• [Your objective]: Copy each line that holds "JSON".

• [Rows]:
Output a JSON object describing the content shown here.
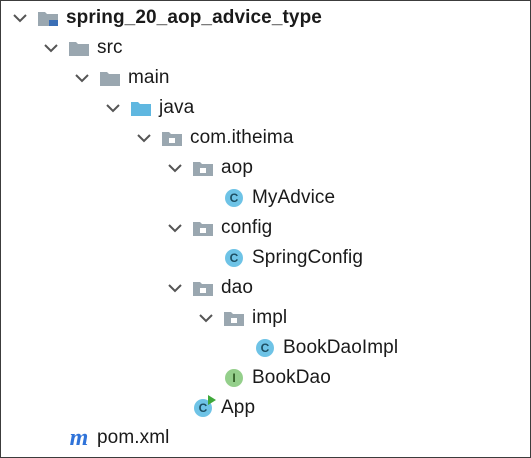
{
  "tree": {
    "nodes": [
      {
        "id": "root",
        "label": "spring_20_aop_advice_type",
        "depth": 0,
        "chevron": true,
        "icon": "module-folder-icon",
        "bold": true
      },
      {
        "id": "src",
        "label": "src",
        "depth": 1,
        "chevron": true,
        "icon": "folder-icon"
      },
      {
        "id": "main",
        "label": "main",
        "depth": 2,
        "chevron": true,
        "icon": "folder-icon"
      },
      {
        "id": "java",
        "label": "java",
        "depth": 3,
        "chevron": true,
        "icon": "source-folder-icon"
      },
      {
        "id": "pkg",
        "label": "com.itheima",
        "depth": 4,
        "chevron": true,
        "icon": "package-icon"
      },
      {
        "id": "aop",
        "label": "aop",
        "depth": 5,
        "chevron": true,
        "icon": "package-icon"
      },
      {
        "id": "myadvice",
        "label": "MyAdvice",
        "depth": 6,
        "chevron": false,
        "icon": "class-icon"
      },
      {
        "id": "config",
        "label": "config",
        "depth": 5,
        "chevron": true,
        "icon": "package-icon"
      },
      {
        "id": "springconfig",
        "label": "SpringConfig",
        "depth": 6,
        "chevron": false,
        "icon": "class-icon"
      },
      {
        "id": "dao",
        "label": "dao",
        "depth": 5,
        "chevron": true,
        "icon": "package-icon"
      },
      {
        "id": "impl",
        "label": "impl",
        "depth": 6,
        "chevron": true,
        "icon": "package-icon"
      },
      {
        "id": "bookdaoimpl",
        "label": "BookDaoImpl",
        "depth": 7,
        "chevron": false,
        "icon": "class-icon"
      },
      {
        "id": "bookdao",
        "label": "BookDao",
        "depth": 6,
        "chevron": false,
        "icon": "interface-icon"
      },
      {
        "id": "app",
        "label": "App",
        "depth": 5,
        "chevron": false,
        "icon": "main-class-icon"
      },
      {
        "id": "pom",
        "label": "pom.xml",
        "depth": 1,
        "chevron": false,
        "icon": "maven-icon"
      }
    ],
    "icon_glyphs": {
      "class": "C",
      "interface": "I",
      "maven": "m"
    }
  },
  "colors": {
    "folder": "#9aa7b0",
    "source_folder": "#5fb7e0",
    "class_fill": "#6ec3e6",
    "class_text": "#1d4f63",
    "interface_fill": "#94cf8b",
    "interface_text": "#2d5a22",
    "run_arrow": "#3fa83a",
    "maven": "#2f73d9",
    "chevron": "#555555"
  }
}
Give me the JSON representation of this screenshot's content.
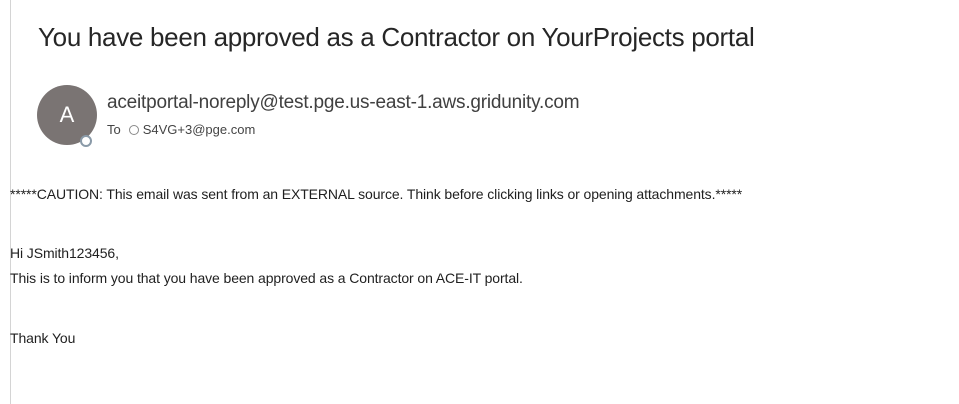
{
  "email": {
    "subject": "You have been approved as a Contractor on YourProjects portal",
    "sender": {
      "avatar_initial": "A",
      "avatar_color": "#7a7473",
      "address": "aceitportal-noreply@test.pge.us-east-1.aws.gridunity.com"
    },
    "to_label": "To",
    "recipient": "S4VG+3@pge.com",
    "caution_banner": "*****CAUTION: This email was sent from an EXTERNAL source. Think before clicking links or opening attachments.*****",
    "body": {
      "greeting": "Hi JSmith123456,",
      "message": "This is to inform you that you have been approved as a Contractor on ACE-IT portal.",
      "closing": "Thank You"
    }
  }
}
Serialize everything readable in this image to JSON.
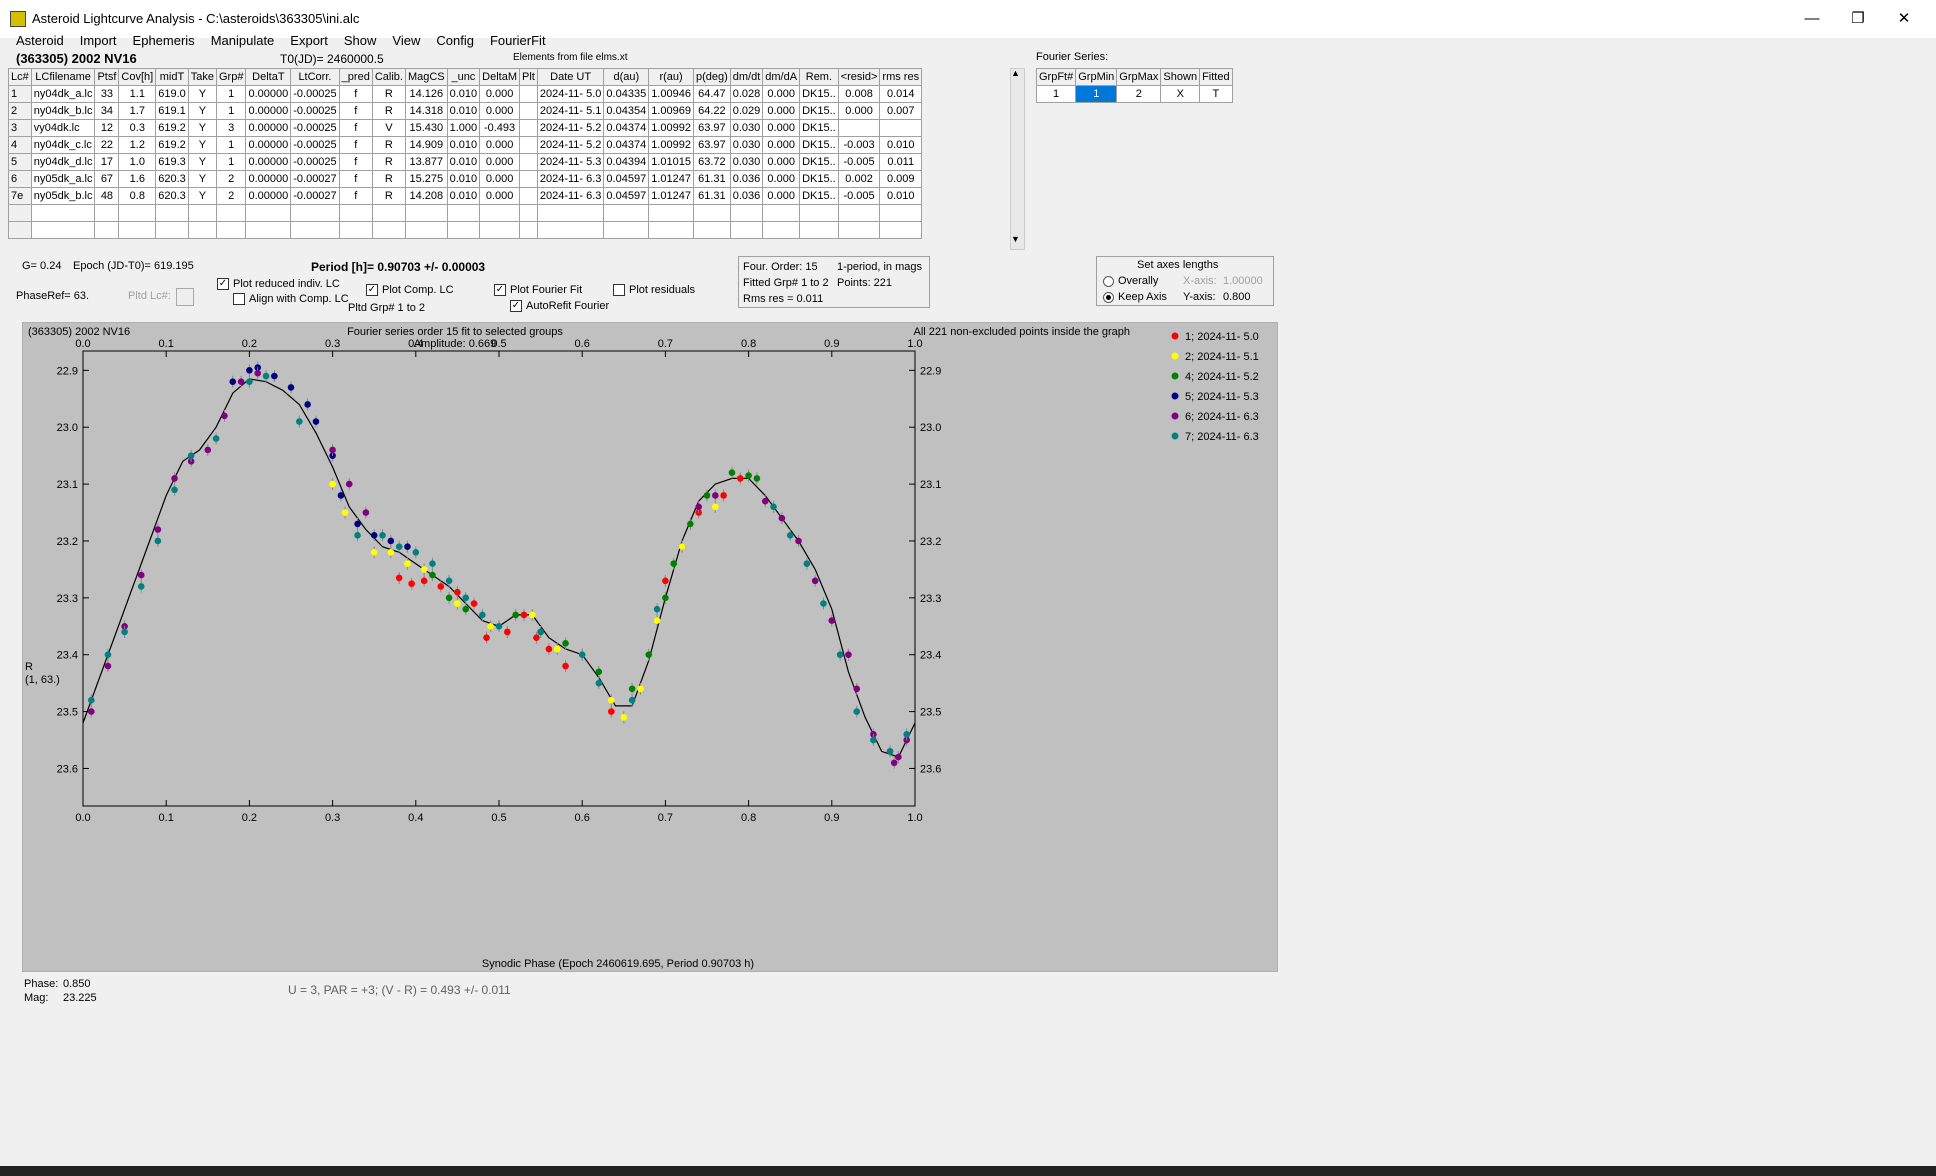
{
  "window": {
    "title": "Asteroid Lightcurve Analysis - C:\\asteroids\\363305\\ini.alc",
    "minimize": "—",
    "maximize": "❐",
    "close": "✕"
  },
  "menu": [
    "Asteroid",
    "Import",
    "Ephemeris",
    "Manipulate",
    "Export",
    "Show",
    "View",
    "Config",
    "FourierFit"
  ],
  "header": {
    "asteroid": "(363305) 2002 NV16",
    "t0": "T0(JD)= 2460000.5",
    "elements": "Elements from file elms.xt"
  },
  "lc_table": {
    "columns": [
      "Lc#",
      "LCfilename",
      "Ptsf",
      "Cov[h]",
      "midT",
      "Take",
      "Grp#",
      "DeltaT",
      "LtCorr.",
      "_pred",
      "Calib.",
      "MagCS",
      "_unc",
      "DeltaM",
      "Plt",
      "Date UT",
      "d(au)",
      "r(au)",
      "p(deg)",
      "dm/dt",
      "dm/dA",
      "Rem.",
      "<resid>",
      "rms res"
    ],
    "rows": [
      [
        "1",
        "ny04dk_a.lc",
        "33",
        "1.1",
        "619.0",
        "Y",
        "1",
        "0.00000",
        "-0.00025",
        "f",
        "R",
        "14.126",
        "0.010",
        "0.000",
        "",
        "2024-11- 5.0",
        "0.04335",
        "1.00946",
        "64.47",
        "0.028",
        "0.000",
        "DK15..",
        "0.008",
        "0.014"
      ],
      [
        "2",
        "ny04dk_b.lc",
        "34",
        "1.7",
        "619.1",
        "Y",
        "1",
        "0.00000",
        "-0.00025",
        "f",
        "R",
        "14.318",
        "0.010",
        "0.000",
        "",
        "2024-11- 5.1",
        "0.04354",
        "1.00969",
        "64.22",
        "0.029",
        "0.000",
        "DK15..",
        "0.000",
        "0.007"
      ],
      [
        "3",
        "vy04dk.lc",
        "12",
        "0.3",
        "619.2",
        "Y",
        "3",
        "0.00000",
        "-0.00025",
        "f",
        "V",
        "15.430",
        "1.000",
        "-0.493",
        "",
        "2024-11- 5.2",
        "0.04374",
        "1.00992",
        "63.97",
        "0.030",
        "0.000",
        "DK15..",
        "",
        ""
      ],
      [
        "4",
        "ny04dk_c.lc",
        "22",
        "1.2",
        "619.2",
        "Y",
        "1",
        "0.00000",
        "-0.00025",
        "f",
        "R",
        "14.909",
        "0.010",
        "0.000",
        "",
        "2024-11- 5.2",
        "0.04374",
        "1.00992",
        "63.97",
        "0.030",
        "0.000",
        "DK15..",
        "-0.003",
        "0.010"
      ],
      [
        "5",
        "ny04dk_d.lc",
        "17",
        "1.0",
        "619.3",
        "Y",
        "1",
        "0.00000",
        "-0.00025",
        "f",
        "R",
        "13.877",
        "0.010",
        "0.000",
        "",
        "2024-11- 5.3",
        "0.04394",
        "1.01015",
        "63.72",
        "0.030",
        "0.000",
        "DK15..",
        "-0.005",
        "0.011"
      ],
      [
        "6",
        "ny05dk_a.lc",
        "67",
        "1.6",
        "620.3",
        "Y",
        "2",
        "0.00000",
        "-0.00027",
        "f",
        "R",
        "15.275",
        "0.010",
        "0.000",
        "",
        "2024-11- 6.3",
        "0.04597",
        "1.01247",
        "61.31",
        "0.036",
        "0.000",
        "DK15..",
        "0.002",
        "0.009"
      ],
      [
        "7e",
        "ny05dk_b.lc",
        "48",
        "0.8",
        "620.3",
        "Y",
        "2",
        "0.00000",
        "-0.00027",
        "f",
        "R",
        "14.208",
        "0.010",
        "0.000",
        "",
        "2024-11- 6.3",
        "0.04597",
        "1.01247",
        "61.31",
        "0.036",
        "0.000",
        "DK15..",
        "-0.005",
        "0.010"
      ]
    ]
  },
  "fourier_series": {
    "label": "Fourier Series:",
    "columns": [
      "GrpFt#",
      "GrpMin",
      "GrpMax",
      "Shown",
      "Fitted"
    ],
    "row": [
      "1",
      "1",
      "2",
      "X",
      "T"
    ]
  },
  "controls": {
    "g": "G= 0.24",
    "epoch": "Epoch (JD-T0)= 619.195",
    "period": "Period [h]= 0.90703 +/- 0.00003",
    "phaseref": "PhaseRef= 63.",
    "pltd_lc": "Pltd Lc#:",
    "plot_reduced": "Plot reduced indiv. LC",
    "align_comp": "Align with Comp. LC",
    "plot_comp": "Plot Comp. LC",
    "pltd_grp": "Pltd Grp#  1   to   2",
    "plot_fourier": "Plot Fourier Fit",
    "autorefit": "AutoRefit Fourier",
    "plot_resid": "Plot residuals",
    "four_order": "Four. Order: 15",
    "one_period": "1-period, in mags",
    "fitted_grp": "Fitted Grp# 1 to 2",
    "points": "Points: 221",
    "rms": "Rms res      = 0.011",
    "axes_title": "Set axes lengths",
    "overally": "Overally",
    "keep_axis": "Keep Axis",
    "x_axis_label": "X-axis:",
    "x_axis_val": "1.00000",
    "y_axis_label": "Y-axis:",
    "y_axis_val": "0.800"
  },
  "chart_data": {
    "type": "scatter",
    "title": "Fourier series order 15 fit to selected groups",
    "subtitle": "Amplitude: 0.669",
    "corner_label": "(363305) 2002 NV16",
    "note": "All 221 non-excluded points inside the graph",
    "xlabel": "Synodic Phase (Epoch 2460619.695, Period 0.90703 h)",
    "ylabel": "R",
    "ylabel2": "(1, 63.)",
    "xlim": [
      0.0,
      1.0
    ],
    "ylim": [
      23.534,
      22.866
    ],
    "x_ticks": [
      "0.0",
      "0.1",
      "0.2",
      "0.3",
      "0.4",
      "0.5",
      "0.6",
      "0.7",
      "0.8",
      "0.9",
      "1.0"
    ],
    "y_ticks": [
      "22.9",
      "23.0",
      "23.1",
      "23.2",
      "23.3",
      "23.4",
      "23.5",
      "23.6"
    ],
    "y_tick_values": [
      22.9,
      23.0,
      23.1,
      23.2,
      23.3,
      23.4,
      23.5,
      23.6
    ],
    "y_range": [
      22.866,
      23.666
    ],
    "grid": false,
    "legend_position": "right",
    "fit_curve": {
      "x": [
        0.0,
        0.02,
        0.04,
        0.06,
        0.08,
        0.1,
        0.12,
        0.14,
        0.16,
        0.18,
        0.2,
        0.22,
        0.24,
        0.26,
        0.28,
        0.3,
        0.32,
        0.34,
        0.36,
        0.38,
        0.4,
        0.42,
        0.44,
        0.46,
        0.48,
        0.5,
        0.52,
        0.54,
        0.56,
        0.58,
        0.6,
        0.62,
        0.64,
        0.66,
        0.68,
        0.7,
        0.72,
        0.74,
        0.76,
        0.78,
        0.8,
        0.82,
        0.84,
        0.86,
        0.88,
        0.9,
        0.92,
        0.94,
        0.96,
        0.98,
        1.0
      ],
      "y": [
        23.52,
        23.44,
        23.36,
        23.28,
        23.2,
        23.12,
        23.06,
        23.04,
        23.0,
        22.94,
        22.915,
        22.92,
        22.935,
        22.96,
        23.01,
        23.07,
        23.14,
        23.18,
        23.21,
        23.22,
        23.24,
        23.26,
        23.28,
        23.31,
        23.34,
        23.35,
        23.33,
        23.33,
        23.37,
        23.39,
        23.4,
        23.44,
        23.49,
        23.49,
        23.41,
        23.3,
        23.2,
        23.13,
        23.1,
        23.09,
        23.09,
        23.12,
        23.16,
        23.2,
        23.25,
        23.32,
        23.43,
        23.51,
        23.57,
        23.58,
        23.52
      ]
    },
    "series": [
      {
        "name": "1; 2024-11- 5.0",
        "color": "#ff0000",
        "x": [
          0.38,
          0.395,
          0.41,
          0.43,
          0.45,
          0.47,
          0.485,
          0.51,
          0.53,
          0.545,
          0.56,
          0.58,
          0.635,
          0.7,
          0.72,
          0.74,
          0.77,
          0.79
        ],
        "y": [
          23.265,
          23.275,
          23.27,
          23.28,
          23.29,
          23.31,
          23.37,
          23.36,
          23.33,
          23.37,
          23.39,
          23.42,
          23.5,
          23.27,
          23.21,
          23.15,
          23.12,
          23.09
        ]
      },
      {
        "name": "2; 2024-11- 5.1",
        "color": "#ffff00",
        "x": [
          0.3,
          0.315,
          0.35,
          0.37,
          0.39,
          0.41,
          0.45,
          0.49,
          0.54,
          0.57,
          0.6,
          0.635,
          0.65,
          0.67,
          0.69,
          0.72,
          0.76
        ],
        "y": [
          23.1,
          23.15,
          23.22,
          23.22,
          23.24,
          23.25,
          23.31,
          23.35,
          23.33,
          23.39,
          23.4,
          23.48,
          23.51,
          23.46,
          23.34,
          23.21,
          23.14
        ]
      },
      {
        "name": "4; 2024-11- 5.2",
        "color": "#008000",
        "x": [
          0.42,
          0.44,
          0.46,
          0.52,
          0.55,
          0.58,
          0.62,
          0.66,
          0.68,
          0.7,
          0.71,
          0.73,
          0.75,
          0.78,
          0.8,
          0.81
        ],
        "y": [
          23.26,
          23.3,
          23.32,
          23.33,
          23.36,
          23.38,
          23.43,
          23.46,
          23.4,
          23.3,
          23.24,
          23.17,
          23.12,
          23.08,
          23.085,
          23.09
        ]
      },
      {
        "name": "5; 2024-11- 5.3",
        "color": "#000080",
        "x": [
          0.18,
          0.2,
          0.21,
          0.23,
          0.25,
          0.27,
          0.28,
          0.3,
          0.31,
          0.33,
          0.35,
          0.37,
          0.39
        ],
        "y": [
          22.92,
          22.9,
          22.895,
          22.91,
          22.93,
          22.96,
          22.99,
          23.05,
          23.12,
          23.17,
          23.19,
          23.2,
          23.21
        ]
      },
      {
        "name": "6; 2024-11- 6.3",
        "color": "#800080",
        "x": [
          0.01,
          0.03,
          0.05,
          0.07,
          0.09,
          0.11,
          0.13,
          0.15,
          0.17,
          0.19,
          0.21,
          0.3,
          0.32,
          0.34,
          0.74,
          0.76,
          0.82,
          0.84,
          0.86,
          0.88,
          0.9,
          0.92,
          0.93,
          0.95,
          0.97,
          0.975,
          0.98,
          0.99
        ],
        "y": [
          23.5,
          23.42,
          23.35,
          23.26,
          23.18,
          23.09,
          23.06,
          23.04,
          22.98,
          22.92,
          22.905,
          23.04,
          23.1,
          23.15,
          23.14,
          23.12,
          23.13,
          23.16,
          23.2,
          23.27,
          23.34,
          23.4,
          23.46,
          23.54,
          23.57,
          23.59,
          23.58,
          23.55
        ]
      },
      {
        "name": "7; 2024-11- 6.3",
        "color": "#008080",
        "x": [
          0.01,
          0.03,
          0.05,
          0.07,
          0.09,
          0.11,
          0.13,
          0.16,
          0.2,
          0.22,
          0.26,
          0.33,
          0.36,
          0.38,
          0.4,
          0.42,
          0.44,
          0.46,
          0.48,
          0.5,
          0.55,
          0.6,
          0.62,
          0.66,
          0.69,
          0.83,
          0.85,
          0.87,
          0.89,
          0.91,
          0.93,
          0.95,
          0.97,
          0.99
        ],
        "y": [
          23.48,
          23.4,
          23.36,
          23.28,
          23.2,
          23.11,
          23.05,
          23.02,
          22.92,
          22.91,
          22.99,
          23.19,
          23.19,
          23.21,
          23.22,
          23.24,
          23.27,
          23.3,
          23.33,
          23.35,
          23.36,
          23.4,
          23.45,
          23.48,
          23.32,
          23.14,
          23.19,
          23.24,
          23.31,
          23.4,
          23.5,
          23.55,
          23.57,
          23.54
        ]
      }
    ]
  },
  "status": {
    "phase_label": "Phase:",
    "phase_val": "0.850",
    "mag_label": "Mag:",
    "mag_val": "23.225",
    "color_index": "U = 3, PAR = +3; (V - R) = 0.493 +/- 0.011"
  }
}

• [The solution]:
Output a JSON object describing the content shown here.
Give me the JSON representation of this screenshot's content.
Serialize everything readable in this image to JSON.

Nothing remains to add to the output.